▶ Requirement: Copy out every record precisely.

▶ Records to use:
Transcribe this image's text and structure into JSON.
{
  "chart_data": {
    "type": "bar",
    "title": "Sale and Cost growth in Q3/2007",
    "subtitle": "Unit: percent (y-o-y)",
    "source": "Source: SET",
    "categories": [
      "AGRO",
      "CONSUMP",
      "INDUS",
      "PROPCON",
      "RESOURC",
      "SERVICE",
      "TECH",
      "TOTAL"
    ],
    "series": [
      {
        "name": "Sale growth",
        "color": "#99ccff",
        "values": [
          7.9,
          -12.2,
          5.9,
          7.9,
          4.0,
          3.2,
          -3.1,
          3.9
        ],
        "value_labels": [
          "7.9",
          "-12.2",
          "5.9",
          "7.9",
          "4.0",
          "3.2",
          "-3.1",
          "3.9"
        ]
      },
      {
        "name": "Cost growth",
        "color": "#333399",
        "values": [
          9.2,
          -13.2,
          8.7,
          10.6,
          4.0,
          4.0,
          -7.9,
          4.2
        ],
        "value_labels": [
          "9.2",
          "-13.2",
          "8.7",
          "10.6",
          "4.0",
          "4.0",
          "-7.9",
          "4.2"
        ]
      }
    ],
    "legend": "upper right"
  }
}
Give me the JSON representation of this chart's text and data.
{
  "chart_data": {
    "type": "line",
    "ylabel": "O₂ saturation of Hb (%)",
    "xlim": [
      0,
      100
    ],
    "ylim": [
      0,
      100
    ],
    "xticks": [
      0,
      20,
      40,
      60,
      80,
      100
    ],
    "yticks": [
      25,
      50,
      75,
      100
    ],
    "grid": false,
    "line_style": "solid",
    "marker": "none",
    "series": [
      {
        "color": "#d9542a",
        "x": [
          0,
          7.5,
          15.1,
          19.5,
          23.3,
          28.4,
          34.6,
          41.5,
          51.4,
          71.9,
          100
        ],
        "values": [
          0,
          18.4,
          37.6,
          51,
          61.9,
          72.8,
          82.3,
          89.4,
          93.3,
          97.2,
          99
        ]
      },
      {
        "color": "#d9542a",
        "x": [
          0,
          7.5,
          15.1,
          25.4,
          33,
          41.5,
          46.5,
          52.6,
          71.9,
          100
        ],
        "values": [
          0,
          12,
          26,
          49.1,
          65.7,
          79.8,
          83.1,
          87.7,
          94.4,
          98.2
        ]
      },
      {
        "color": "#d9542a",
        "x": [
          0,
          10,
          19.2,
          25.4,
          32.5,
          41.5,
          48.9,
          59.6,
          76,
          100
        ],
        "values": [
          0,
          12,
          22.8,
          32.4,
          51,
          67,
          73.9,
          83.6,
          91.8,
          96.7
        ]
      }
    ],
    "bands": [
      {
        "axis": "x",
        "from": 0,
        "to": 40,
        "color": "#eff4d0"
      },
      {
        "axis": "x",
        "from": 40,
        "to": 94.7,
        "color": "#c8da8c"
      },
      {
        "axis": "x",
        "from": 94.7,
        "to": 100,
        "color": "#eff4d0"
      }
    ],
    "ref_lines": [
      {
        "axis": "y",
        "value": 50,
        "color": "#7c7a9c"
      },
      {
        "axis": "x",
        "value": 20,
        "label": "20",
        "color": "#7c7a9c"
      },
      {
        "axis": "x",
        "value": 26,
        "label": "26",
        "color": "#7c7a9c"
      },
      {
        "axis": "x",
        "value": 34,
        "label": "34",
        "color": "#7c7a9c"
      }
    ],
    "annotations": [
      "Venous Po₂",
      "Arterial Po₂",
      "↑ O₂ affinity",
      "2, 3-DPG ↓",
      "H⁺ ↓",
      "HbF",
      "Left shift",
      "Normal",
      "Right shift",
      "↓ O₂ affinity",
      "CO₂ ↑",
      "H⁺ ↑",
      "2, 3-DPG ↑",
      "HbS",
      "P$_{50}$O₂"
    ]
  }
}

▶ Solution below:
Transcribe this image's text and structure into JSON.
{
  "chart_data": {
    "type": "bar",
    "title": "Sale and Cost growth in Q3/2007",
    "subtitle": "Unit: percent (y-o-y)",
    "source": "Source: SET",
    "categories": [
      "AGRO",
      "CONSUMP",
      "INDUS",
      "PROPCON",
      "RESOURC",
      "SERVICE",
      "TECH",
      "TOTAL"
    ],
    "series": [
      {
        "name": "Sale growth",
        "color": "#99ccff",
        "values": [
          7.9,
          -12.2,
          5.9,
          7.9,
          4.0,
          3.2,
          -3.1,
          3.9
        ],
        "value_labels": [
          "7.9",
          "-12.2",
          "5.9",
          "7.9",
          "4.0",
          "3.2",
          "-3.1",
          "3.9"
        ]
      },
      {
        "name": "Cost growth",
        "color": "#333399",
        "values": [
          9.2,
          -13.2,
          8.7,
          10.6,
          4.0,
          4.0,
          -7.9,
          4.2
        ],
        "value_labels": [
          "9.2",
          "-13.2",
          "8.7",
          "10.6",
          "4.0",
          "4.0",
          "-7.9",
          "4.2"
        ]
      }
    ],
    "legend": "upper right"
  }
}
Give me the JSON representation of this chart's text and data.
{
  "chart_data": {
    "type": "line",
    "ylabel": "O₂ saturation of Hb (%)",
    "xlim": [
      0,
      100
    ],
    "ylim": [
      0,
      100
    ],
    "xticks": [
      0,
      20,
      40,
      60,
      80,
      100
    ],
    "yticks": [
      25,
      50,
      75,
      100
    ],
    "grid": false,
    "line_style": "solid",
    "marker": "none",
    "series": [
      {
        "color": "#d9542a",
        "x": [
          0,
          7.5,
          15.1,
          19.5,
          23.3,
          28.4,
          34.6,
          41.5,
          51.4,
          71.9,
          100
        ],
        "values": [
          0,
          18.4,
          37.6,
          51,
          61.9,
          72.8,
          82.3,
          89.4,
          93.3,
          97.2,
          99
        ]
      },
      {
        "color": "#d9542a",
        "x": [
          0,
          7.5,
          15.1,
          25.4,
          33,
          41.5,
          46.5,
          52.6,
          71.9,
          100
        ],
        "values": [
          0,
          12,
          26,
          49.1,
          65.7,
          79.8,
          83.1,
          87.7,
          94.4,
          98.2
        ]
      },
      {
        "color": "#d9542a",
        "x": [
          0,
          10,
          19.2,
          25.4,
          32.5,
          41.5,
          48.9,
          59.6,
          76,
          100
        ],
        "values": [
          0,
          12,
          22.8,
          32.4,
          51,
          67,
          73.9,
          83.6,
          91.8,
          96.7
        ]
      }
    ],
    "bands": [
      {
        "axis": "x",
        "from": 0,
        "to": 40,
        "color": "#eff4d0"
      },
      {
        "axis": "x",
        "from": 40,
        "to": 94.7,
        "color": "#c8da8c"
      },
      {
        "axis": "x",
        "from": 94.7,
        "to": 100,
        "color": "#eff4d0"
      }
    ],
    "ref_lines": [
      {
        "axis": "y",
        "value": 50,
        "color": "#7c7a9c"
      },
      {
        "axis": "x",
        "value": 20,
        "label": "20",
        "color": "#7c7a9c"
      },
      {
        "axis": "x",
        "value": 26,
        "label": "26",
        "color": "#7c7a9c"
      },
      {
        "axis": "x",
        "value": 34,
        "label": "34",
        "color": "#7c7a9c"
      }
    ],
    "annotations": [
      "Venous Po₂",
      "Arterial Po₂",
      "↑ O₂ affinity",
      "2, 3-DPG ↓",
      "H⁺ ↓",
      "HbF",
      "Left shift",
      "Normal",
      "Right shift",
      "↓ O₂ affinity",
      "CO₂ ↑",
      "H⁺ ↑",
      "2, 3-DPG ↑",
      "HbS",
      "P$_{50}$O₂"
    ]
  }
}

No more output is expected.